- [Short task] Pull out each line of the data that includes the word "Информация".

[Collected data]
****************************************
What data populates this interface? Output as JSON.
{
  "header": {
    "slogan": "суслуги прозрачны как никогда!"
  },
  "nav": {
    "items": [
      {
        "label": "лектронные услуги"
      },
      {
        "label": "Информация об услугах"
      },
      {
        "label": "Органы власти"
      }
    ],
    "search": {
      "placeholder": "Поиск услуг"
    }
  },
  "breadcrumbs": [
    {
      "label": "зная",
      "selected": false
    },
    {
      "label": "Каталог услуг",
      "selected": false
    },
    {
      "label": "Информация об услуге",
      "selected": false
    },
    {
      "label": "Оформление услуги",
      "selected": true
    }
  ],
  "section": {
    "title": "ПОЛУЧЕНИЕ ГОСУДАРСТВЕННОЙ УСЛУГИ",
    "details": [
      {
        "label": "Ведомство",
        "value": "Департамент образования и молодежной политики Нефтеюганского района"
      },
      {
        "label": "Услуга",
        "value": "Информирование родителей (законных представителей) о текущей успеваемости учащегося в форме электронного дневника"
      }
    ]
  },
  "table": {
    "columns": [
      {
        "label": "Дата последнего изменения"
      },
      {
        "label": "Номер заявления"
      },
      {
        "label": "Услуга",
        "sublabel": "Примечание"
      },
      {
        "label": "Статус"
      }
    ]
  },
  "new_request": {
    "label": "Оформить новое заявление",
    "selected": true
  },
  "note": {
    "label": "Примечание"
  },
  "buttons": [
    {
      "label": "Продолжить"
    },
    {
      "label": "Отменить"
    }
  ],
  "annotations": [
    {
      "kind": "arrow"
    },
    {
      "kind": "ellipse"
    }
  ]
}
****************************************
- [Output]
        "label": "Информация об услугах"
      "label": "Информация об услуге",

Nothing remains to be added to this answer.